> **PROBLEM STATEMENT**:
Leave out the pictures and copy every record exactly.
-- Begin --
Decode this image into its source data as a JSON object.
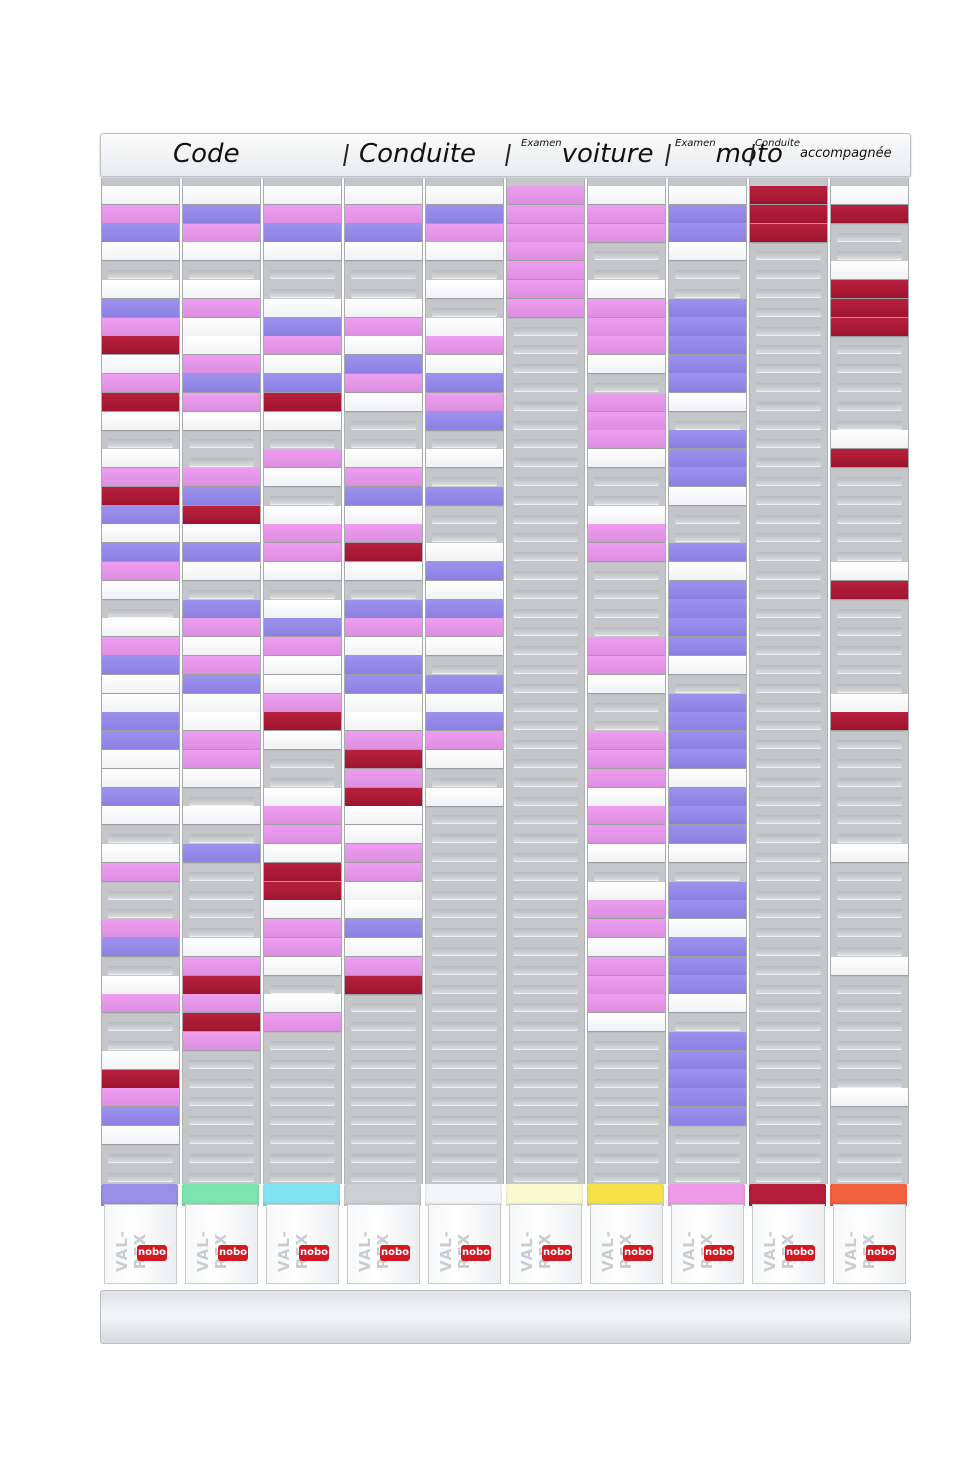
{
  "header": {
    "code": "Code",
    "conduite": "Conduite",
    "examen1": "Examen",
    "voiture": "voiture",
    "examen2": "Examen",
    "moto": "moto",
    "conduite_small": "Conduite",
    "accompagnee": "accompagnée"
  },
  "boxes": [
    {
      "brand": "VAL-REX",
      "logo": "nobo",
      "color": "#9a8fe8"
    },
    {
      "brand": "VAL-REX",
      "logo": "nobo",
      "color": "#7ee5b0"
    },
    {
      "brand": "VAL-REX",
      "logo": "nobo",
      "color": "#7fe4ef"
    },
    {
      "brand": "VAL-REX",
      "logo": "nobo",
      "color": "#cdd0d3"
    },
    {
      "brand": "VAL-REX",
      "logo": "nobo",
      "color": "#f4f5f7"
    },
    {
      "brand": "VAL-REX",
      "logo": "nobo",
      "color": "#fafad0"
    },
    {
      "brand": "VAL-REX",
      "logo": "nobo",
      "color": "#f5e24a"
    },
    {
      "brand": "VAL-REX",
      "logo": "nobo",
      "color": "#ee9ce8"
    },
    {
      "brand": "VAL-REX",
      "logo": "nobo",
      "color": "#b51d3a"
    },
    {
      "brand": "VAL-REX",
      "logo": "nobo",
      "color": "#f2623e"
    }
  ],
  "columns": [
    {
      "cards": "WPBW.WBPRWPRW.WPRBWBPW.WPBWWBBWWBW.WP..PB.WP..WRPBW"
    },
    {
      "cards": "WBPW.WPWWPBPW..PBRWBW.BPWPBWWPPW.W.B....WPRPRP"
    },
    {
      "cards": "WPBW..WBPWBRW.PW.WPPW.WBPWWPRW..WPPWRRWPPW.WP"
    },
    {
      "cards": "WPBW..WPWBPW..WPBWPRW.BPWBBWWPRPRWWPPWWBWPR"
    },
    {
      "cards": "WBPW.W.WPWBPB.W.B..WBWBPW.BWBPW.W"
    },
    {
      "cards": "PPPPPPP"
    },
    {
      "cards": "WPP..WPPPW.PPPW..WPP....PPW..PPPWPPW.WPPWPPPW"
    },
    {
      "cards": "WBBW..BBBBBW.BBBW..BWBBBBW.BBBBWBBBW.BBWBBBW.BBBBB"
    },
    {
      "cards": "RRR"
    },
    {
      "cards": "WR..WRRR.....WR.....WR.....WR......W.....W......W.....W"
    }
  ]
}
-- End --
> **REPLY TO THE TASK**:
Decode this image into its source data as a JSON object.
{
  "header": {
    "code": "Code",
    "conduite": "Conduite",
    "examen1": "Examen",
    "voiture": "voiture",
    "examen2": "Examen",
    "moto": "moto",
    "conduite_small": "Conduite",
    "accompagnee": "accompagnée"
  },
  "boxes": [
    {
      "brand": "VAL-REX",
      "logo": "nobo",
      "color": "#9a8fe8"
    },
    {
      "brand": "VAL-REX",
      "logo": "nobo",
      "color": "#7ee5b0"
    },
    {
      "brand": "VAL-REX",
      "logo": "nobo",
      "color": "#7fe4ef"
    },
    {
      "brand": "VAL-REX",
      "logo": "nobo",
      "color": "#cdd0d3"
    },
    {
      "brand": "VAL-REX",
      "logo": "nobo",
      "color": "#f4f5f7"
    },
    {
      "brand": "VAL-REX",
      "logo": "nobo",
      "color": "#fafad0"
    },
    {
      "brand": "VAL-REX",
      "logo": "nobo",
      "color": "#f5e24a"
    },
    {
      "brand": "VAL-REX",
      "logo": "nobo",
      "color": "#ee9ce8"
    },
    {
      "brand": "VAL-REX",
      "logo": "nobo",
      "color": "#b51d3a"
    },
    {
      "brand": "VAL-REX",
      "logo": "nobo",
      "color": "#f2623e"
    }
  ],
  "columns": [
    {
      "cards": "WPBW.WBPRWPRW.WPRBWBPW.WPBWWBBWWBW.WP..PB.WP..WRPBW"
    },
    {
      "cards": "WBPW.WPWWPBPW..PBRWBW.BPWPBWWPPW.W.B....WPRPRP"
    },
    {
      "cards": "WPBW..WBPWBRW.PW.WPPW.WBPWWPRW..WPPWRRWPPW.WP"
    },
    {
      "cards": "WPBW..WPWBPW..WPBWPRW.BPWBBWWPRPRWWPPWWBWPR"
    },
    {
      "cards": "WBPW.W.WPWBPB.W.B..WBWBPW.BWBPW.W"
    },
    {
      "cards": "PPPPPPP"
    },
    {
      "cards": "WPP..WPPPW.PPPW..WPP....PPW..PPPWPPW.WPPWPPPW"
    },
    {
      "cards": "WBBW..BBBBBW.BBBW..BWBBBBW.BBBBWBBBW.BBWBBBW.BBBBB"
    },
    {
      "cards": "RRR"
    },
    {
      "cards": "WR..WRRR.....WR.....WR.....WR......W.....W......W.....W"
    }
  ]
}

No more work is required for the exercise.